■ RECORDS FOR THE TASK ■

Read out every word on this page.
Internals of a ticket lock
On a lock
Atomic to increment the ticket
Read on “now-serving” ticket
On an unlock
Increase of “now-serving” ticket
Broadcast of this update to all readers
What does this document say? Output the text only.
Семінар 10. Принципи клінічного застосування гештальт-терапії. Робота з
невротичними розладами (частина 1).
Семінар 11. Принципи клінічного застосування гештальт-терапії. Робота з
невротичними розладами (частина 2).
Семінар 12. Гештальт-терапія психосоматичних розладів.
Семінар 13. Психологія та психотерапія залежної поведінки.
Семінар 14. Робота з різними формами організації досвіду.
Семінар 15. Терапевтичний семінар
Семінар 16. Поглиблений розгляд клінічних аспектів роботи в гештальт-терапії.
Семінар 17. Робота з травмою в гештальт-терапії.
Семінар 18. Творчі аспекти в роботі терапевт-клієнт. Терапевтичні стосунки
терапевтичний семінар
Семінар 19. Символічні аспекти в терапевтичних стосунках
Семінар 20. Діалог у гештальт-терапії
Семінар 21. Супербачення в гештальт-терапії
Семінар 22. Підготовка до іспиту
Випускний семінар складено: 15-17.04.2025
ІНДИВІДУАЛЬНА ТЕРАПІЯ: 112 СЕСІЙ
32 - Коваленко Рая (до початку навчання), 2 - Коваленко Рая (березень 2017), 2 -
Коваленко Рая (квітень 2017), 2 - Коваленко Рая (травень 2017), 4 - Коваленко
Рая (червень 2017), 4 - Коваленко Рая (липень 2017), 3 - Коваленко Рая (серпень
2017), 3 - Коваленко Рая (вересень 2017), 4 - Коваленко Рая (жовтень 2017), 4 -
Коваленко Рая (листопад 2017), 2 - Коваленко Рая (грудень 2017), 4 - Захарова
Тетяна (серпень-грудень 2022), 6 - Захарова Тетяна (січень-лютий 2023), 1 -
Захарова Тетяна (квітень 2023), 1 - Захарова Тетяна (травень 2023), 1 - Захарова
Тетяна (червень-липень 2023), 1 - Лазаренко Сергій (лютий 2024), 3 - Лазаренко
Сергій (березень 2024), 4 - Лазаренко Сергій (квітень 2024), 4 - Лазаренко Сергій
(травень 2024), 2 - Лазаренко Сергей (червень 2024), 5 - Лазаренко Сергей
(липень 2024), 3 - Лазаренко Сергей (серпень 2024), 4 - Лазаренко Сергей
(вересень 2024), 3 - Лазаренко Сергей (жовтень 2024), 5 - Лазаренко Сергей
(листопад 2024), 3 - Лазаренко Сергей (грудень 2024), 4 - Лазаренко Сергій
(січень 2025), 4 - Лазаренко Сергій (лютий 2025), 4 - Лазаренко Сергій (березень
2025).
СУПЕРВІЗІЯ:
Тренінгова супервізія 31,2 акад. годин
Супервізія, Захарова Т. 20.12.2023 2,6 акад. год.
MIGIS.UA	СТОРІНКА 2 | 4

■ YOUR TASK ■
Reproduce each line verbatim.

■ FULL OUTPUT ■
Read out every word on this page.
Internals of a ticket lock
On a lock
Atomic to increment the ticket
Read on “now-serving” ticket
On an unlock
Increase of “now-serving” ticket
Broadcast of this update to all readers
What does this document say? Output the text only.
Семінар 10. Принципи клінічного застосування гештальт-терапії. Робота з
невротичними розладами (частина 1).
Семінар 11. Принципи клінічного застосування гештальт-терапії. Робота з
невротичними розладами (частина 2).
Семінар 12. Гештальт-терапія психосоматичних розладів.
Семінар 13. Психологія та психотерапія залежної поведінки.
Семінар 14. Робота з різними формами організації досвіду.
Семінар 15. Терапевтичний семінар
Семінар 16. Поглиблений розгляд клінічних аспектів роботи в гештальт-терапії.
Семінар 17. Робота з травмою в гештальт-терапії.
Семінар 18. Творчі аспекти в роботі терапевт-клієнт. Терапевтичні стосунки
терапевтичний семінар
Семінар 19. Символічні аспекти в терапевтичних стосунках
Семінар 20. Діалог у гештальт-терапії
Семінар 21. Супербачення в гештальт-терапії
Семінар 22. Підготовка до іспиту
Випускний семінар складено: 15-17.04.2025
ІНДИВІДУАЛЬНА ТЕРАПІЯ: 112 СЕСІЙ
32 - Коваленко Рая (до початку навчання), 2 - Коваленко Рая (березень 2017), 2 -
Коваленко Рая (квітень 2017), 2 - Коваленко Рая (травень 2017), 4 - Коваленко
Рая (червень 2017), 4 - Коваленко Рая (липень 2017), 3 - Коваленко Рая (серпень
2017), 3 - Коваленко Рая (вересень 2017), 4 - Коваленко Рая (жовтень 2017), 4 -
Коваленко Рая (листопад 2017), 2 - Коваленко Рая (грудень 2017), 4 - Захарова
Тетяна (серпень-грудень 2022), 6 - Захарова Тетяна (січень-лютий 2023), 1 -
Захарова Тетяна (квітень 2023), 1 - Захарова Тетяна (травень 2023), 1 - Захарова
Тетяна (червень-липень 2023), 1 - Лазаренко Сергій (лютий 2024), 3 - Лазаренко
Сергій (березень 2024), 4 - Лазаренко Сергій (квітень 2024), 4 - Лазаренко Сергій
(травень 2024), 2 - Лазаренко Сергей (червень 2024), 5 - Лазаренко Сергей
(липень 2024), 3 - Лазаренко Сергей (серпень 2024), 4 - Лазаренко Сергей
(вересень 2024), 3 - Лазаренко Сергей (жовтень 2024), 5 - Лазаренко Сергей
(листопад 2024), 3 - Лазаренко Сергей (грудень 2024), 4 - Лазаренко Сергій
(січень 2025), 4 - Лазаренко Сергій (лютий 2025), 4 - Лазаренко Сергій (березень
2025).
СУПЕРВІЗІЯ:
Тренінгова супервізія 31,2 акад. годин
Супервізія, Захарова Т. 20.12.2023 2,6 акад. год.
MIGIS.UA	СТОРІНКА 2 | 4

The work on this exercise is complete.